[Data entries]
>> BEGIN

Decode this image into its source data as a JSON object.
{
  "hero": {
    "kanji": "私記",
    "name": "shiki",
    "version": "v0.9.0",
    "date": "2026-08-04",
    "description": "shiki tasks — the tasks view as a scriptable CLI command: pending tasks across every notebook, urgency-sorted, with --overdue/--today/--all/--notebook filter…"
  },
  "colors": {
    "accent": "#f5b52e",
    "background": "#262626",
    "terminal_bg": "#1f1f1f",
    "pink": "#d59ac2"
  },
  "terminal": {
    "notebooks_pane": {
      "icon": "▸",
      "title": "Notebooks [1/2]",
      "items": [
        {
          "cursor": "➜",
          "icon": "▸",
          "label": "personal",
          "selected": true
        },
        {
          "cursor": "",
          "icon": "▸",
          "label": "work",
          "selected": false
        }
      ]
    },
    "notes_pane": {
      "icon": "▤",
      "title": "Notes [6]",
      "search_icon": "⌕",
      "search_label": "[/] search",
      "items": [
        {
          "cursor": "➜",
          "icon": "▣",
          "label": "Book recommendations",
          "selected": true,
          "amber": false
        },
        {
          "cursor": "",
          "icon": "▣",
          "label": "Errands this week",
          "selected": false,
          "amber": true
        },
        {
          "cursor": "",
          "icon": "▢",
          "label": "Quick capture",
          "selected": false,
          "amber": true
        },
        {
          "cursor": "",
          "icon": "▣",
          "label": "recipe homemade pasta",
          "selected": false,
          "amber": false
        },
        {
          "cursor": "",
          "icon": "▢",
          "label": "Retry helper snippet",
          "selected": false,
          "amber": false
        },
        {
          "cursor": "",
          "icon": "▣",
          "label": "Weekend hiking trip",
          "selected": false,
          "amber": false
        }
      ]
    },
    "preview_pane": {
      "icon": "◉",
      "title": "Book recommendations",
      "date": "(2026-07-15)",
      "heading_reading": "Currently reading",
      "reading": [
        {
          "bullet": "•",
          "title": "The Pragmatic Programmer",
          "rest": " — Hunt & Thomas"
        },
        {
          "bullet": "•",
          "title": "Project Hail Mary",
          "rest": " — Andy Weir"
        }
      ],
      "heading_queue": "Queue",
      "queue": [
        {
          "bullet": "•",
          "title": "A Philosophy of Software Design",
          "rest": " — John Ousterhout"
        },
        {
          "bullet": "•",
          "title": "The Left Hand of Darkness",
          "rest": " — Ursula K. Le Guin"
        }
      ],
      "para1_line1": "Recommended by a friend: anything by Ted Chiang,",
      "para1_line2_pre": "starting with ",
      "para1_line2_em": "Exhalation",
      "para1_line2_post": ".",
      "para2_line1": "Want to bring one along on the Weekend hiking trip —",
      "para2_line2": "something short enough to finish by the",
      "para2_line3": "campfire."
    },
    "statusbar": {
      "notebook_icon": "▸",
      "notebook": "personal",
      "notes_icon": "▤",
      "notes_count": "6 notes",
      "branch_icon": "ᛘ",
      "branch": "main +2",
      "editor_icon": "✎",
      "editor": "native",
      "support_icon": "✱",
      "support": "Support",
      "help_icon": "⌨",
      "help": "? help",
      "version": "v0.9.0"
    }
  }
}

>> END

Each line of the listing should be copied exactly.

### Task result:
Decode this image into its source data as a JSON object.
{
  "hero": {
    "kanji": "私記",
    "name": "shiki",
    "version": "v0.9.0",
    "date": "2026-08-04",
    "description": "shiki tasks — the tasks view as a scriptable CLI command: pending tasks across every notebook, urgency-sorted, with --overdue/--today/--all/--notebook filter…"
  },
  "colors": {
    "accent": "#f5b52e",
    "background": "#262626",
    "terminal_bg": "#1f1f1f",
    "pink": "#d59ac2"
  },
  "terminal": {
    "notebooks_pane": {
      "icon": "▸",
      "title": "Notebooks [1/2]",
      "items": [
        {
          "cursor": "➜",
          "icon": "▸",
          "label": "personal",
          "selected": true
        },
        {
          "cursor": "",
          "icon": "▸",
          "label": "work",
          "selected": false
        }
      ]
    },
    "notes_pane": {
      "icon": "▤",
      "title": "Notes [6]",
      "search_icon": "⌕",
      "search_label": "[/] search",
      "items": [
        {
          "cursor": "➜",
          "icon": "▣",
          "label": "Book recommendations",
          "selected": true,
          "amber": false
        },
        {
          "cursor": "",
          "icon": "▣",
          "label": "Errands this week",
          "selected": false,
          "amber": true
        },
        {
          "cursor": "",
          "icon": "▢",
          "label": "Quick capture",
          "selected": false,
          "amber": true
        },
        {
          "cursor": "",
          "icon": "▣",
          "label": "recipe homemade pasta",
          "selected": false,
          "amber": false
        },
        {
          "cursor": "",
          "icon": "▢",
          "label": "Retry helper snippet",
          "selected": false,
          "amber": false
        },
        {
          "cursor": "",
          "icon": "▣",
          "label": "Weekend hiking trip",
          "selected": false,
          "amber": false
        }
      ]
    },
    "preview_pane": {
      "icon": "◉",
      "title": "Book recommendations",
      "date": "(2026-07-15)",
      "heading_reading": "Currently reading",
      "reading": [
        {
          "bullet": "•",
          "title": "The Pragmatic Programmer",
          "rest": " — Hunt & Thomas"
        },
        {
          "bullet": "•",
          "title": "Project Hail Mary",
          "rest": " — Andy Weir"
        }
      ],
      "heading_queue": "Queue",
      "queue": [
        {
          "bullet": "•",
          "title": "A Philosophy of Software Design",
          "rest": " — John Ousterhout"
        },
        {
          "bullet": "•",
          "title": "The Left Hand of Darkness",
          "rest": " — Ursula K. Le Guin"
        }
      ],
      "para1_line1": "Recommended by a friend: anything by Ted Chiang,",
      "para1_line2_pre": "starting with ",
      "para1_line2_em": "Exhalation",
      "para1_line2_post": ".",
      "para2_line1": "Want to bring one along on the Weekend hiking trip —",
      "para2_line2": "something short enough to finish by the",
      "para2_line3": "campfire."
    },
    "statusbar": {
      "notebook_icon": "▸",
      "notebook": "personal",
      "notes_icon": "▤",
      "notes_count": "6 notes",
      "branch_icon": "ᛘ",
      "branch": "main +2",
      "editor_icon": "✎",
      "editor": "native",
      "support_icon": "✱",
      "support": "Support",
      "help_icon": "⌨",
      "help": "? help",
      "version": "v0.9.0"
    }
  }
}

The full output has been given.